- Material for the task -
......

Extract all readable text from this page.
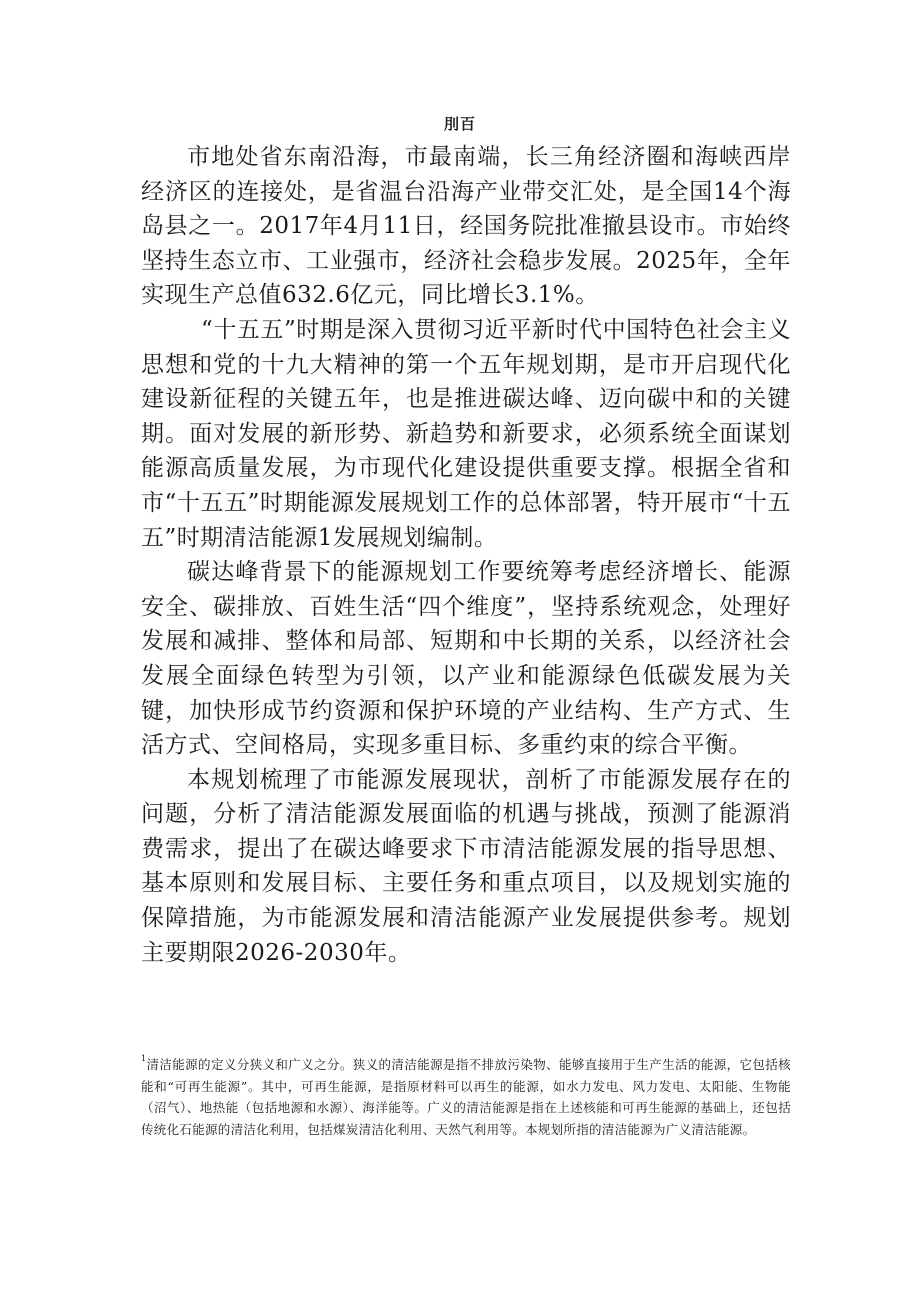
刖百

市地处省东南沿海，市最南端，长三角经济圈和海峡西岸经济区的连接处，是省温台沿海产业带交汇处，是全国14个海岛县之一。2017年4月11日，经国务院批准撤县设市。市始终坚持生态立市、工业强市，经济社会稳步发展。2025年，全年实现生产总值632.6亿元，同比增长3.1%。

“十五五”时期是深入贯彻习近平新时代中国特色社会主义思想和党的十九大精神的第一个五年规划期，是市开启现代化建设新征程的关键五年，也是推进碳达峰、迈向碳中和的关键期。面对发展的新形势、新趋势和新要求，必须系统全面谋划能源高质量发展，为市现代化建设提供重要支撑。根据全省和市“十五五”时期能源发展规划工作的总体部署，特开展市“十五五”时期清洁能源1发展规划编制。

碳达峰背景下的能源规划工作要统筹考虑经济增长、能源安全、碳排放、百姓生活“四个维度”，坚持系统观念，处理好发展和减排、整体和局部、短期和中长期的关系，以经济社会发展全面绿色转型为引领，以产业和能源绿色低碳发展为关键，加快形成节约资源和保护环境的产业结构、生产方式、生活方式、空间格局，实现多重目标、多重约束的综合平衡。

本规划梳理了市能源发展现状，剖析了市能源发展存在的问题，分析了清洁能源发展面临的机遇与挑战，预测了能源消费需求，提出了在碳达峰要求下市清洁能源发展的指导思想、基本原则和发展目标、主要任务和重点项目，以及规划实施的保障措施，为市能源发展和清洁能源产业发展提供参考。规划主要期限2026-2030年。

$^1$清洁能源的定义分狭义和广义之分。狭义的清洁能源是指不排放污染物、能够直接用于生产生活的能源，它包括核能和“可再生能源”。其中，可再生能源，是指原材料可以再生的能源，如水力发电、风力发电、太阳能、生物能（沼气）、地热能（包括地源和水源）、海洋能等。广义的清洁能源是指在上述核能和可再生能源的基础上，还包括传统化石能源的清洁化利用，包括煤炭清洁化利用、天然气利用等。本规划所指的清洁能源为广义清洁能源。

......

- Exercise prompt -
Go back to the records above and write them out exactly, without the pictures.

- Solution to the exercise -
Extract all readable text from this page.
刖百

市地处省东南沿海，市最南端，长三角经济圈和海峡西岸经济区的连接处，是省温台沿海产业带交汇处，是全国14个海岛县之一。2017年4月11日，经国务院批准撤县设市。市始终坚持生态立市、工业强市，经济社会稳步发展。2025年，全年实现生产总值632.6亿元，同比增长3.1%。

“十五五”时期是深入贯彻习近平新时代中国特色社会主义思想和党的十九大精神的第一个五年规划期，是市开启现代化建设新征程的关键五年，也是推进碳达峰、迈向碳中和的关键期。面对发展的新形势、新趋势和新要求，必须系统全面谋划能源高质量发展，为市现代化建设提供重要支撑。根据全省和市“十五五”时期能源发展规划工作的总体部署，特开展市“十五五”时期清洁能源1发展规划编制。

碳达峰背景下的能源规划工作要统筹考虑经济增长、能源安全、碳排放、百姓生活“四个维度”，坚持系统观念，处理好发展和减排、整体和局部、短期和中长期的关系，以经济社会发展全面绿色转型为引领，以产业和能源绿色低碳发展为关键，加快形成节约资源和保护环境的产业结构、生产方式、生活方式、空间格局，实现多重目标、多重约束的综合平衡。

本规划梳理了市能源发展现状，剖析了市能源发展存在的问题，分析了清洁能源发展面临的机遇与挑战，预测了能源消费需求，提出了在碳达峰要求下市清洁能源发展的指导思想、基本原则和发展目标、主要任务和重点项目，以及规划实施的保障措施，为市能源发展和清洁能源产业发展提供参考。规划主要期限2026-2030年。

$^1$清洁能源的定义分狭义和广义之分。狭义的清洁能源是指不排放污染物、能够直接用于生产生活的能源，它包括核能和“可再生能源”。其中，可再生能源，是指原材料可以再生的能源，如水力发电、风力发电、太阳能、生物能（沼气）、地热能（包括地源和水源）、海洋能等。广义的清洁能源是指在上述核能和可再生能源的基础上，还包括传统化石能源的清洁化利用，包括煤炭清洁化利用、天然气利用等。本规划所指的清洁能源为广义清洁能源。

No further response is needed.